What is required: Each line holding the word "Gold" counts once; give the total and nothing more.

(Structured figure records)
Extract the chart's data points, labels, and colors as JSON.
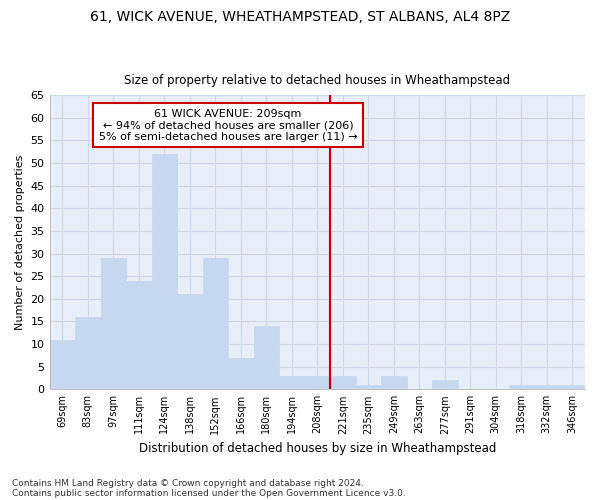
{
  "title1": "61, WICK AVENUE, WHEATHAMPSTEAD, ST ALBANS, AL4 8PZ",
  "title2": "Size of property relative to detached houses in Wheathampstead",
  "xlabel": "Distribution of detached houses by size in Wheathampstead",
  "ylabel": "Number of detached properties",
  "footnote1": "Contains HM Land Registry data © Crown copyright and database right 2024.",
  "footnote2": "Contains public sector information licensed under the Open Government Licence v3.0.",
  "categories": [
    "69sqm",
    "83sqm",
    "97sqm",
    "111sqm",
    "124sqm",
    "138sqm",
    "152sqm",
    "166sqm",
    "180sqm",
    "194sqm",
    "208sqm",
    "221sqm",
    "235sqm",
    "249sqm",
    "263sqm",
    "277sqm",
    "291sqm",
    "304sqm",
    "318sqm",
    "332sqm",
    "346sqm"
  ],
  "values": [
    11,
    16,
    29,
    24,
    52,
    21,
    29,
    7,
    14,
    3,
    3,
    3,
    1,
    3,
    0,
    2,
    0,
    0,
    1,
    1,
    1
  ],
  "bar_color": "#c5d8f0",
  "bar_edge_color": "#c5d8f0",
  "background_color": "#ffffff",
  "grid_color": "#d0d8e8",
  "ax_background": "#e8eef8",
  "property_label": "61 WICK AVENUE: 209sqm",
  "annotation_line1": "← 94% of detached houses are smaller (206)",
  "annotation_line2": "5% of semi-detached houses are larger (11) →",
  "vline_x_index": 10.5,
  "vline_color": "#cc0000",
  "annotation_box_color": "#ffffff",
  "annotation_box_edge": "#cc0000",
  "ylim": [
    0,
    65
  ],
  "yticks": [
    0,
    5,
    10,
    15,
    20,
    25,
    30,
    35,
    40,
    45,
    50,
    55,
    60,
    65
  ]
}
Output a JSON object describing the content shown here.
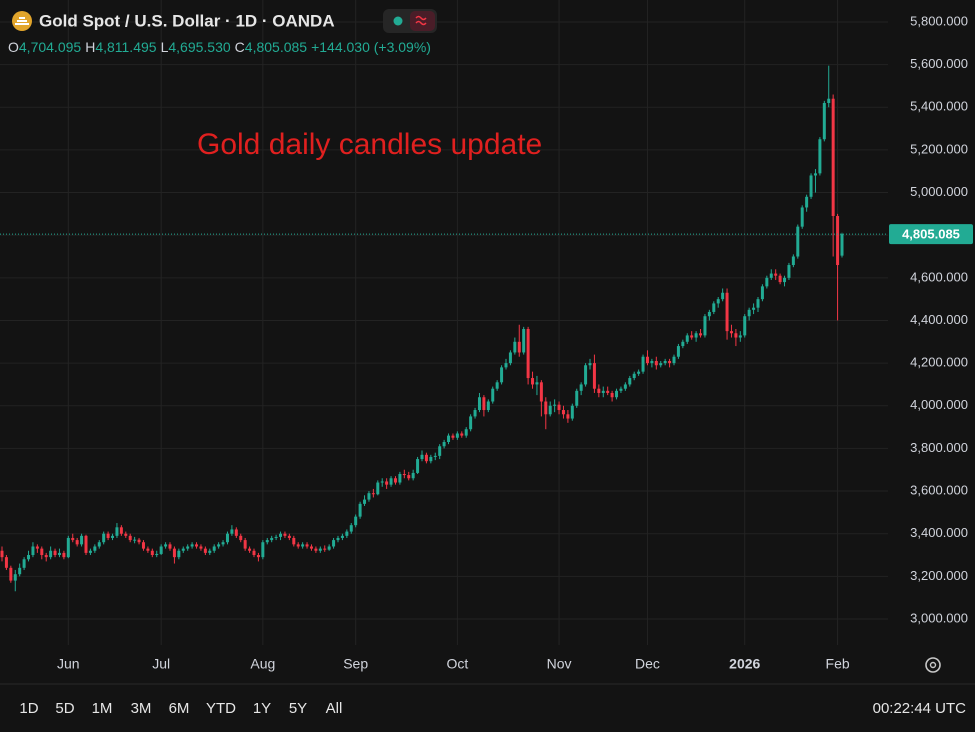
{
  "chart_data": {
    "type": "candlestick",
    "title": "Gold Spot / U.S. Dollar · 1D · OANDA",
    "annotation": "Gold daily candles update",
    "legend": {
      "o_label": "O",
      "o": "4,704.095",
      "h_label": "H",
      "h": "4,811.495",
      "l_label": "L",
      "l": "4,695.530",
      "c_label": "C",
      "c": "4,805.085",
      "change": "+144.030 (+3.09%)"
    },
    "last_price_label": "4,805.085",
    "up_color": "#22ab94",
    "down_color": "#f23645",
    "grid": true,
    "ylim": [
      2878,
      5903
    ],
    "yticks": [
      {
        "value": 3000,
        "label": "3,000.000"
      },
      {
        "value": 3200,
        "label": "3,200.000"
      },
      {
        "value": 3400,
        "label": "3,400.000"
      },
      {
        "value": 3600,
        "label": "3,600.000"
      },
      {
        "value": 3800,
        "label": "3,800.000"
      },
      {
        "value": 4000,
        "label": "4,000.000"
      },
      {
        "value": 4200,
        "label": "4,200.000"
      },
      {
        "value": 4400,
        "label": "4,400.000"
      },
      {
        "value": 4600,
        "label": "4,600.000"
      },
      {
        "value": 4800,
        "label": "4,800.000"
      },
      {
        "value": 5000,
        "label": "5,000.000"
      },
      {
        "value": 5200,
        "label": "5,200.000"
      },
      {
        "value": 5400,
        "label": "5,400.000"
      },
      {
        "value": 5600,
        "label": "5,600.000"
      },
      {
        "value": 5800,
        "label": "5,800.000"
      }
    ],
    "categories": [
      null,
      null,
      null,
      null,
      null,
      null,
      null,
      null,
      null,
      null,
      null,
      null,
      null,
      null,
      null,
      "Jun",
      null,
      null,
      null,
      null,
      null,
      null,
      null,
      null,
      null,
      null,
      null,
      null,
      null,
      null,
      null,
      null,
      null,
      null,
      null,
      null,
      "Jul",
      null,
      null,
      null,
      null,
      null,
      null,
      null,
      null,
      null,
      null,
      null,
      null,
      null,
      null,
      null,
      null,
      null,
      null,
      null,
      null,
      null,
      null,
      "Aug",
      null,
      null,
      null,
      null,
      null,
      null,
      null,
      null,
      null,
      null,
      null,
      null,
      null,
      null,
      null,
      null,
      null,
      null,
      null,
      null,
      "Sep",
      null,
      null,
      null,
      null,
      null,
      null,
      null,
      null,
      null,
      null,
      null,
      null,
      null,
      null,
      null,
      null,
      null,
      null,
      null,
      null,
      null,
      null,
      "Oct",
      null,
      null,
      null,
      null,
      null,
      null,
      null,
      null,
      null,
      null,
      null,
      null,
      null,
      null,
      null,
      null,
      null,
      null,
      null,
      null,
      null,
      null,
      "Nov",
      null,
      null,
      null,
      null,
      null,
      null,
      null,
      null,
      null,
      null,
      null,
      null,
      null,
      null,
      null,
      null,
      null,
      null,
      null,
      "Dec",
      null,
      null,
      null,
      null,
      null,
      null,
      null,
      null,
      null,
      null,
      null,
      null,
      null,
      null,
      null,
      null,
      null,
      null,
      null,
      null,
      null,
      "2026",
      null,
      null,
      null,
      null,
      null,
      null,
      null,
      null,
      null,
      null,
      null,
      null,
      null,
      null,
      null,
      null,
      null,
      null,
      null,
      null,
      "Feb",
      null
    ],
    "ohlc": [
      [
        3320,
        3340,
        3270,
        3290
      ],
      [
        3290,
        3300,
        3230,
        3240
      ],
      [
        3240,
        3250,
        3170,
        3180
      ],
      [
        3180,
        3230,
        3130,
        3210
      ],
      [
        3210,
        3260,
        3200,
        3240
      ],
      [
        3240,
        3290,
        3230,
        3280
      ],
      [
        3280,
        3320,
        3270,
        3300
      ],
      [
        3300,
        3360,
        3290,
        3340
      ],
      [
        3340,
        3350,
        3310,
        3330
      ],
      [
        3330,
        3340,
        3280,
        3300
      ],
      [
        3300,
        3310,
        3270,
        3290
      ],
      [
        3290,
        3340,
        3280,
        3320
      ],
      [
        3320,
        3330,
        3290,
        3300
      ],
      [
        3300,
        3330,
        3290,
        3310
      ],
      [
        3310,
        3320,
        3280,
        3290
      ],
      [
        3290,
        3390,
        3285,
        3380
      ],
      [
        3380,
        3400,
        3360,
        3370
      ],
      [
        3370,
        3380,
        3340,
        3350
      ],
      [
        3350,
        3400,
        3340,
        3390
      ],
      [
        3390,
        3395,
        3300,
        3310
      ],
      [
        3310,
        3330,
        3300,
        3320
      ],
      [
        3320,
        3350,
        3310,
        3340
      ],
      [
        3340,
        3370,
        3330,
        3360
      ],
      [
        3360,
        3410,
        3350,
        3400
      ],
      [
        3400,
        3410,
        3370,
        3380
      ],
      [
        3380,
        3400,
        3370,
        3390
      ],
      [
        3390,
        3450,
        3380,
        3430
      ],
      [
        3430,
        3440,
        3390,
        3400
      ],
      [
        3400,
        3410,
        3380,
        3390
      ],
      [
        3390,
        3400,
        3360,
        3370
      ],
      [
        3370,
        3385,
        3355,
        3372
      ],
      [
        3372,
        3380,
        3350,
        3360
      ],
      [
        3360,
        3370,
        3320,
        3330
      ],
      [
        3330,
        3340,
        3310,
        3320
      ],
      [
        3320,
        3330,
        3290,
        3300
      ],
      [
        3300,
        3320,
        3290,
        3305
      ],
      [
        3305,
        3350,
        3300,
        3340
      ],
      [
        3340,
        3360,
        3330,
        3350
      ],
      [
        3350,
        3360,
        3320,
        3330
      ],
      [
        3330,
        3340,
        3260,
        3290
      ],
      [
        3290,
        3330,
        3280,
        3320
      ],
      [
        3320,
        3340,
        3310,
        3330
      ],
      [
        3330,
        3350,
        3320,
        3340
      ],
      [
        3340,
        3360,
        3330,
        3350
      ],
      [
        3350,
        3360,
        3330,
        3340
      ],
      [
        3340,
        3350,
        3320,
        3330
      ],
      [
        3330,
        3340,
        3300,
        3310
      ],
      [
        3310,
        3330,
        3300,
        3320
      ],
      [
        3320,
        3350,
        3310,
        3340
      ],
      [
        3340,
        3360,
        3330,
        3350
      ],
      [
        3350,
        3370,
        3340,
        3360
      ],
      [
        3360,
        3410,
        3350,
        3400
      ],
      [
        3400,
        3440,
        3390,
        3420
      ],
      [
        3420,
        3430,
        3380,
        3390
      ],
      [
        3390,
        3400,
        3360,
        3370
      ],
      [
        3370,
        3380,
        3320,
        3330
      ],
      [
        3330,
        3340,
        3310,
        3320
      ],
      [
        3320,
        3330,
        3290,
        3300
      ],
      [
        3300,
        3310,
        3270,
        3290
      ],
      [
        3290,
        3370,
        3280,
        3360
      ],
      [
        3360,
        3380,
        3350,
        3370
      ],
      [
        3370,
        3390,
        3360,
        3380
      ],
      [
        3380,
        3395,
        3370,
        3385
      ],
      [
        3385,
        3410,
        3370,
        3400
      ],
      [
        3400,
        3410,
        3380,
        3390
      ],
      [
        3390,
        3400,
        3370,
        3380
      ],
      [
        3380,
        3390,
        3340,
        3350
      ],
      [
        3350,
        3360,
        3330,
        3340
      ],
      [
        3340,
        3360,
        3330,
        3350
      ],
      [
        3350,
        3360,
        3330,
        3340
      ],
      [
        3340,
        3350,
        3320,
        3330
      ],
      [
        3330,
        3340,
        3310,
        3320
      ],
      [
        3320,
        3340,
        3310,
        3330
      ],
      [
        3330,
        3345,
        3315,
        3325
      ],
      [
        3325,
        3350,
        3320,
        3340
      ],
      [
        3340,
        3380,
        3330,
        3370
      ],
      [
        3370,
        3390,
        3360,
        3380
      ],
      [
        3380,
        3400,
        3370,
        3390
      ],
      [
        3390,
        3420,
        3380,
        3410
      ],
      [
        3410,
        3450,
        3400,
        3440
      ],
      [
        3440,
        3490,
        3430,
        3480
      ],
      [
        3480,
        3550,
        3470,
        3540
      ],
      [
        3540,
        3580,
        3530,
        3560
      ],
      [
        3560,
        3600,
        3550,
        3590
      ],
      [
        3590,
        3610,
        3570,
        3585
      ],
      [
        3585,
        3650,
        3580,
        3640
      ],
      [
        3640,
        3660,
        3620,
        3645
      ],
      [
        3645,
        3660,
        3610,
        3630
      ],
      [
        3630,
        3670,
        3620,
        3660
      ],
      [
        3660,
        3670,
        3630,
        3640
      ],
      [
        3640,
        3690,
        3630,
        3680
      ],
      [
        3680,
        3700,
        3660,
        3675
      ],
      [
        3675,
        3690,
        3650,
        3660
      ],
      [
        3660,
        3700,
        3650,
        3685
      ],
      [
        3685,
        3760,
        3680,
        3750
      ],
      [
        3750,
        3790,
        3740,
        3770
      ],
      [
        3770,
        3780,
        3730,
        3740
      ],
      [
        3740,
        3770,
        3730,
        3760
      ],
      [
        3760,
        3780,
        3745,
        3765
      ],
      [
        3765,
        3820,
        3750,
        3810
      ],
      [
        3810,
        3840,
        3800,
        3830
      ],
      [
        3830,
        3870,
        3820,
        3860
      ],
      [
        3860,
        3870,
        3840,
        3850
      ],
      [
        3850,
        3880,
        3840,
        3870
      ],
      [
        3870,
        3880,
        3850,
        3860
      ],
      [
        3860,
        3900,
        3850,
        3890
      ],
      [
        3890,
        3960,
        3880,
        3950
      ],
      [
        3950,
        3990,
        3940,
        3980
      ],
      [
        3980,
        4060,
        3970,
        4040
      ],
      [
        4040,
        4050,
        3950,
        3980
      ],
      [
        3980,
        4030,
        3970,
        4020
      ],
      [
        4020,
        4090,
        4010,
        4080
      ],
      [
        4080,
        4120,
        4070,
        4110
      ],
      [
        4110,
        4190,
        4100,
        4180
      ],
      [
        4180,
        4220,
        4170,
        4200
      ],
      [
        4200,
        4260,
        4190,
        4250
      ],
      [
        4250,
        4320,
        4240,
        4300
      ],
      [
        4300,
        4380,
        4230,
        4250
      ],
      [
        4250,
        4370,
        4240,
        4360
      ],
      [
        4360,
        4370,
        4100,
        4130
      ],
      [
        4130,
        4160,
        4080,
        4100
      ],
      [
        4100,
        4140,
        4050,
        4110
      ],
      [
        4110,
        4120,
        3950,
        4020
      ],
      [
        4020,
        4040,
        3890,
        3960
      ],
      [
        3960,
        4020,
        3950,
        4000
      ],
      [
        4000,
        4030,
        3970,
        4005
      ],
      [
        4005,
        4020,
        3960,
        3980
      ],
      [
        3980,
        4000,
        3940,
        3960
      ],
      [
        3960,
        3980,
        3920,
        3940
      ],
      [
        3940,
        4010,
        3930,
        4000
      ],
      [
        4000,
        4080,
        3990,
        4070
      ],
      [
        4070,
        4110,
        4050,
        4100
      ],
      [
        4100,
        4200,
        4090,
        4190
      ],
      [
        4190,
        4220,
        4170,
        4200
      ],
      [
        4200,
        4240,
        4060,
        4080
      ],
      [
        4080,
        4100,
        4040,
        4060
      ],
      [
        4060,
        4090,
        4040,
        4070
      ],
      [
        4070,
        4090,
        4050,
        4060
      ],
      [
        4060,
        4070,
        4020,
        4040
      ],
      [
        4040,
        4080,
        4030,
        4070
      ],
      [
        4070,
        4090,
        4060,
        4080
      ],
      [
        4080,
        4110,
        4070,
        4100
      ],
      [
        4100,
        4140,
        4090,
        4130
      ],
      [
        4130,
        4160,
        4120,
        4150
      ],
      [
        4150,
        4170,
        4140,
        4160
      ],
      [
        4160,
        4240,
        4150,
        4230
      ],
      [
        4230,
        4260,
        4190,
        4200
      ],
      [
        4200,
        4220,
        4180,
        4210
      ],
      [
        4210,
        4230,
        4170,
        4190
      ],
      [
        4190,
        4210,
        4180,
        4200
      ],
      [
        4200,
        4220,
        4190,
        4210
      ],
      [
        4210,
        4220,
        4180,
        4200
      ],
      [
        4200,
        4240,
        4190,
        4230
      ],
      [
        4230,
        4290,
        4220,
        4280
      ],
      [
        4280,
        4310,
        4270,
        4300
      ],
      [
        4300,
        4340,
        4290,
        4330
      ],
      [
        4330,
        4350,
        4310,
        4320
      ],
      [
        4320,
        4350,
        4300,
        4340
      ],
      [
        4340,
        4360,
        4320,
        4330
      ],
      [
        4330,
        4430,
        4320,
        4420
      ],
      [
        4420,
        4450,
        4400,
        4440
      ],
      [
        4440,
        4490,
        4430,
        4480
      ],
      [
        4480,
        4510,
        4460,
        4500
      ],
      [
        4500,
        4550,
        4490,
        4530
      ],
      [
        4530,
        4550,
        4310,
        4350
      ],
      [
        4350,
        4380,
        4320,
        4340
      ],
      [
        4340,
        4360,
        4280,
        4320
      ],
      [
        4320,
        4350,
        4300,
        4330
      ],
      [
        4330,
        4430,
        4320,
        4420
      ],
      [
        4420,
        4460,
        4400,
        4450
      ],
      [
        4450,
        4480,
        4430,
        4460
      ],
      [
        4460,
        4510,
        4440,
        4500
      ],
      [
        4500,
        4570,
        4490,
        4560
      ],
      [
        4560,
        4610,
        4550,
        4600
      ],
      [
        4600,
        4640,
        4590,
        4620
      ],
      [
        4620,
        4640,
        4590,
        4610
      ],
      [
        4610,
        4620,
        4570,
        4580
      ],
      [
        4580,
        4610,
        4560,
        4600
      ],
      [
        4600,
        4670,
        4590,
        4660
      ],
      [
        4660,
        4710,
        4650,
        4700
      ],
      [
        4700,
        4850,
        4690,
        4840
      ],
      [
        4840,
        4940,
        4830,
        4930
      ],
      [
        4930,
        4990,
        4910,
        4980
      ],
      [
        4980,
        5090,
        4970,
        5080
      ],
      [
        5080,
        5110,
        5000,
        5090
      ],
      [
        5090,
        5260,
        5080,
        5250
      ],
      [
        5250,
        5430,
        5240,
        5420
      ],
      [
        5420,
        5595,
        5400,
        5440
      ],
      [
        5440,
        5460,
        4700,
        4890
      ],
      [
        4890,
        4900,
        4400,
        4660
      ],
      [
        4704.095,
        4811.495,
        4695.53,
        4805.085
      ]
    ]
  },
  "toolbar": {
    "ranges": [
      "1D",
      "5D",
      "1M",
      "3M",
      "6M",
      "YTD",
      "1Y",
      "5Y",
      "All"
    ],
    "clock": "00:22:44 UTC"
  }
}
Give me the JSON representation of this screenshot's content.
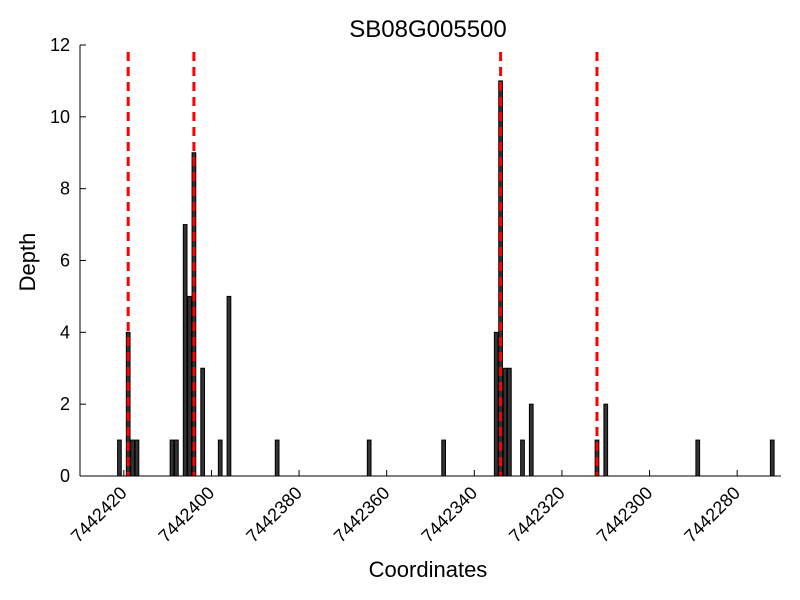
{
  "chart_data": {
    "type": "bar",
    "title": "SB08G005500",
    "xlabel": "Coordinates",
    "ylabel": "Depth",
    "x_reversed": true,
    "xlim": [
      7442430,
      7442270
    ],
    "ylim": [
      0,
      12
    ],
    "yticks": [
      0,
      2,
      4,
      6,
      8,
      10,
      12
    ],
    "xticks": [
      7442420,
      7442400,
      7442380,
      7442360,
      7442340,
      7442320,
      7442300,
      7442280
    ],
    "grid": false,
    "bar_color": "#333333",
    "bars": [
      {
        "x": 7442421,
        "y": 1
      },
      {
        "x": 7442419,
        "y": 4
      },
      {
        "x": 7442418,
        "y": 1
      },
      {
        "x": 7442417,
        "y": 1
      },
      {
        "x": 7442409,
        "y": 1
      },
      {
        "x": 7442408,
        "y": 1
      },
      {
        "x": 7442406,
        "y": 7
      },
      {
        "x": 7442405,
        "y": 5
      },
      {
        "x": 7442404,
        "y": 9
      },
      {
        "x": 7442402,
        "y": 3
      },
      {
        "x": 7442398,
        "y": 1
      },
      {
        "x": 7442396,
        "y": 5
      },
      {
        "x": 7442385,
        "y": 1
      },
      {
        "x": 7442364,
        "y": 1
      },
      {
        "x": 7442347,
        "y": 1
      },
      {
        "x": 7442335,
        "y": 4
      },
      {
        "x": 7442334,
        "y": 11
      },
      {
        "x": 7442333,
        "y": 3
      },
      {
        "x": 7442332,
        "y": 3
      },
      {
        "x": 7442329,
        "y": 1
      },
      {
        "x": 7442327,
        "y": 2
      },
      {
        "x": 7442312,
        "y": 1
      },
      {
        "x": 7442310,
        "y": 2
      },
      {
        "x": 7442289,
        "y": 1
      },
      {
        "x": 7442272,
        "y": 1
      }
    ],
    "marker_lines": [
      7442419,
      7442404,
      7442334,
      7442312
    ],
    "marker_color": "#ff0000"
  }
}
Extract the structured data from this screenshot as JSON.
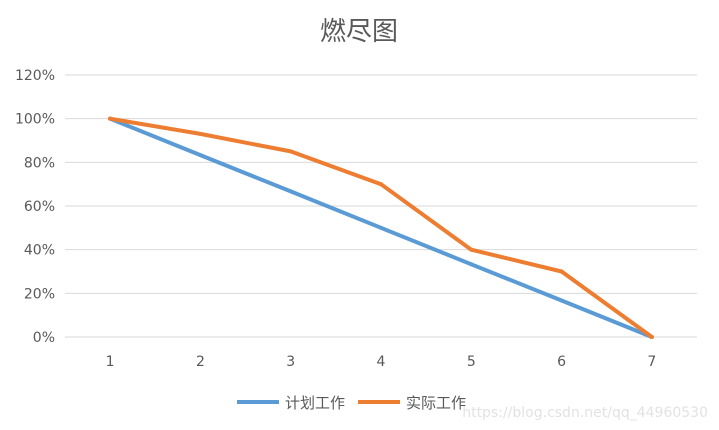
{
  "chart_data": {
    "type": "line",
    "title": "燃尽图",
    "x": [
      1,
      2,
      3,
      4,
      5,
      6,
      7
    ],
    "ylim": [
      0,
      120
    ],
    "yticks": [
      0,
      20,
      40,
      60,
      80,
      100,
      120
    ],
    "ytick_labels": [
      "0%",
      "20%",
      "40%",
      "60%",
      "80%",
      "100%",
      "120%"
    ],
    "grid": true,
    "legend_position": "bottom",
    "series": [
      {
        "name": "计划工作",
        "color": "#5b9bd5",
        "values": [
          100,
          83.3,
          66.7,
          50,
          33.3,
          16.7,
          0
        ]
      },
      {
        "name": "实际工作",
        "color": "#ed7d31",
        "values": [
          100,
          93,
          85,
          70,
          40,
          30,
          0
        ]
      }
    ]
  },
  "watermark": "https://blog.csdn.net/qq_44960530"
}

Response to the task: 2